#### Problem statement
Repeat the entire listing exactly.

#### Working data
-=-=-
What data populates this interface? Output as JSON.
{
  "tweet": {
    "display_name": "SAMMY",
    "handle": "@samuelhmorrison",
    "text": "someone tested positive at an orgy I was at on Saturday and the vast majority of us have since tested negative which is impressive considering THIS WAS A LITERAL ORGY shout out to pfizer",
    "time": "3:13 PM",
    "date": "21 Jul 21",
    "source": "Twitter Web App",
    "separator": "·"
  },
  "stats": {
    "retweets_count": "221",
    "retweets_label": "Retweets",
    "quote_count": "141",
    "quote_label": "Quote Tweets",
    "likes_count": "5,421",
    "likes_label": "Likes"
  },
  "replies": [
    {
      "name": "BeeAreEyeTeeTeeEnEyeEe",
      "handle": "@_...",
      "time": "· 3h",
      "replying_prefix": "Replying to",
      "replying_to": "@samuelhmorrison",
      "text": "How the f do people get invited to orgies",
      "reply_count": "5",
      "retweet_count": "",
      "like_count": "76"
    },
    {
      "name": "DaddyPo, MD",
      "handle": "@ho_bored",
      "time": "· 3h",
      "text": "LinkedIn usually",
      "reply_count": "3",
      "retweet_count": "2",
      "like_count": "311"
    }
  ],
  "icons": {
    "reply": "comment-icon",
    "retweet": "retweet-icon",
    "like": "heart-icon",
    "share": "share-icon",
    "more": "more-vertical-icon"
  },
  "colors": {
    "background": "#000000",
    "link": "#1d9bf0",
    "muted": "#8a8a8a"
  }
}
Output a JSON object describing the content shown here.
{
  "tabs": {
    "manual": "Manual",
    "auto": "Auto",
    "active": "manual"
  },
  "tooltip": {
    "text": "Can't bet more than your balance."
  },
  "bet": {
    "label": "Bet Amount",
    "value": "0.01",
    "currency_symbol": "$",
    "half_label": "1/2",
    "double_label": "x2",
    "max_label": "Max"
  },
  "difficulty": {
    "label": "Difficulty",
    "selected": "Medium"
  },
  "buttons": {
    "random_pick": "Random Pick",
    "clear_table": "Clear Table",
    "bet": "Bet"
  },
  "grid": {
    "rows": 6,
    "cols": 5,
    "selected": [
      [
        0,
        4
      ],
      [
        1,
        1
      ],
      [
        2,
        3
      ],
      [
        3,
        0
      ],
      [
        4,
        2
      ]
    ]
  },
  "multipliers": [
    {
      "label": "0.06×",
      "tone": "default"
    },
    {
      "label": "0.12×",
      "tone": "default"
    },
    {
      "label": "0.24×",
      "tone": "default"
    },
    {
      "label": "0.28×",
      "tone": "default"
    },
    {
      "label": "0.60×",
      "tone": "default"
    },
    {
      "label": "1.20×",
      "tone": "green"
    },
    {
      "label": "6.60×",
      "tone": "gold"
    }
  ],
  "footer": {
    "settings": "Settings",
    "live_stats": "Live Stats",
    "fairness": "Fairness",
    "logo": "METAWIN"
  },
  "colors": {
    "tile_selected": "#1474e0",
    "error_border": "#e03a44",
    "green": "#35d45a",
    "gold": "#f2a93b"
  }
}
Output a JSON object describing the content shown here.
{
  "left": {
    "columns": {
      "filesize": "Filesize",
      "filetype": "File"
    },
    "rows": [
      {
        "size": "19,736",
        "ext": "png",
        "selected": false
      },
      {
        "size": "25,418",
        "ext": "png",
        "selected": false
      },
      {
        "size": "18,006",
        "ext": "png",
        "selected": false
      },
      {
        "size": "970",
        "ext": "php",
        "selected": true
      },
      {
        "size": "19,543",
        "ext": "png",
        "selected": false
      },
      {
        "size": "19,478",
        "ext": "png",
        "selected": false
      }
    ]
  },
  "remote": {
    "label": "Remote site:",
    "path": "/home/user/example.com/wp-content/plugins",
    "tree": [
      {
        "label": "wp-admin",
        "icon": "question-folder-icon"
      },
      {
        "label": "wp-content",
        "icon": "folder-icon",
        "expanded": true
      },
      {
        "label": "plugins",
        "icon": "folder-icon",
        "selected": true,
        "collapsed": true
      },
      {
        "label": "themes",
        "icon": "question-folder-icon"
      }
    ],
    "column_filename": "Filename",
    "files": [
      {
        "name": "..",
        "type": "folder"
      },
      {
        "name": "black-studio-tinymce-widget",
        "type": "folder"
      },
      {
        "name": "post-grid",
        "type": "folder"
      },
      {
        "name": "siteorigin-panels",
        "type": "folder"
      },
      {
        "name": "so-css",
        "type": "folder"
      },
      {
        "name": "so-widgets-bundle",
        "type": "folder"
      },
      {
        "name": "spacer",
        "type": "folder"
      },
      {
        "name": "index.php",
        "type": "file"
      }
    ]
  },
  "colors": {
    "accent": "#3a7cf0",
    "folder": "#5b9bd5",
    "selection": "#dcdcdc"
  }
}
-=-=-
#### Reply to the exercise
What data populates this interface? Output as JSON.
{
  "tweet": {
    "display_name": "SAMMY",
    "handle": "@samuelhmorrison",
    "text": "someone tested positive at an orgy I was at on Saturday and the vast majority of us have since tested negative which is impressive considering THIS WAS A LITERAL ORGY shout out to pfizer",
    "time": "3:13 PM",
    "date": "21 Jul 21",
    "source": "Twitter Web App",
    "separator": "·"
  },
  "stats": {
    "retweets_count": "221",
    "retweets_label": "Retweets",
    "quote_count": "141",
    "quote_label": "Quote Tweets",
    "likes_count": "5,421",
    "likes_label": "Likes"
  },
  "replies": [
    {
      "name": "BeeAreEyeTeeTeeEnEyeEe",
      "handle": "@_...",
      "time": "· 3h",
      "replying_prefix": "Replying to",
      "replying_to": "@samuelhmorrison",
      "text": "How the f do people get invited to orgies",
      "reply_count": "5",
      "retweet_count": "",
      "like_count": "76"
    },
    {
      "name": "DaddyPo, MD",
      "handle": "@ho_bored",
      "time": "· 3h",
      "text": "LinkedIn usually",
      "reply_count": "3",
      "retweet_count": "2",
      "like_count": "311"
    }
  ],
  "icons": {
    "reply": "comment-icon",
    "retweet": "retweet-icon",
    "like": "heart-icon",
    "share": "share-icon",
    "more": "more-vertical-icon"
  },
  "colors": {
    "background": "#000000",
    "link": "#1d9bf0",
    "muted": "#8a8a8a"
  }
}
Output a JSON object describing the content shown here.
{
  "tabs": {
    "manual": "Manual",
    "auto": "Auto",
    "active": "manual"
  },
  "tooltip": {
    "text": "Can't bet more than your balance."
  },
  "bet": {
    "label": "Bet Amount",
    "value": "0.01",
    "currency_symbol": "$",
    "half_label": "1/2",
    "double_label": "x2",
    "max_label": "Max"
  },
  "difficulty": {
    "label": "Difficulty",
    "selected": "Medium"
  },
  "buttons": {
    "random_pick": "Random Pick",
    "clear_table": "Clear Table",
    "bet": "Bet"
  },
  "grid": {
    "rows": 6,
    "cols": 5,
    "selected": [
      [
        0,
        4
      ],
      [
        1,
        1
      ],
      [
        2,
        3
      ],
      [
        3,
        0
      ],
      [
        4,
        2
      ]
    ]
  },
  "multipliers": [
    {
      "label": "0.06×",
      "tone": "default"
    },
    {
      "label": "0.12×",
      "tone": "default"
    },
    {
      "label": "0.24×",
      "tone": "default"
    },
    {
      "label": "0.28×",
      "tone": "default"
    },
    {
      "label": "0.60×",
      "tone": "default"
    },
    {
      "label": "1.20×",
      "tone": "green"
    },
    {
      "label": "6.60×",
      "tone": "gold"
    }
  ],
  "footer": {
    "settings": "Settings",
    "live_stats": "Live Stats",
    "fairness": "Fairness",
    "logo": "METAWIN"
  },
  "colors": {
    "tile_selected": "#1474e0",
    "error_border": "#e03a44",
    "green": "#35d45a",
    "gold": "#f2a93b"
  }
}
Output a JSON object describing the content shown here.
{
  "left": {
    "columns": {
      "filesize": "Filesize",
      "filetype": "File"
    },
    "rows": [
      {
        "size": "19,736",
        "ext": "png",
        "selected": false
      },
      {
        "size": "25,418",
        "ext": "png",
        "selected": false
      },
      {
        "size": "18,006",
        "ext": "png",
        "selected": false
      },
      {
        "size": "970",
        "ext": "php",
        "selected": true
      },
      {
        "size": "19,543",
        "ext": "png",
        "selected": false
      },
      {
        "size": "19,478",
        "ext": "png",
        "selected": false
      }
    ]
  },
  "remote": {
    "label": "Remote site:",
    "path": "/home/user/example.com/wp-content/plugins",
    "tree": [
      {
        "label": "wp-admin",
        "icon": "question-folder-icon"
      },
      {
        "label": "wp-content",
        "icon": "folder-icon",
        "expanded": true
      },
      {
        "label": "plugins",
        "icon": "folder-icon",
        "selected": true,
        "collapsed": true
      },
      {
        "label": "themes",
        "icon": "question-folder-icon"
      }
    ],
    "column_filename": "Filename",
    "files": [
      {
        "name": "..",
        "type": "folder"
      },
      {
        "name": "black-studio-tinymce-widget",
        "type": "folder"
      },
      {
        "name": "post-grid",
        "type": "folder"
      },
      {
        "name": "siteorigin-panels",
        "type": "folder"
      },
      {
        "name": "so-css",
        "type": "folder"
      },
      {
        "name": "so-widgets-bundle",
        "type": "folder"
      },
      {
        "name": "spacer",
        "type": "folder"
      },
      {
        "name": "index.php",
        "type": "file"
      }
    ]
  },
  "colors": {
    "accent": "#3a7cf0",
    "folder": "#5b9bd5",
    "selection": "#dcdcdc"
  }
}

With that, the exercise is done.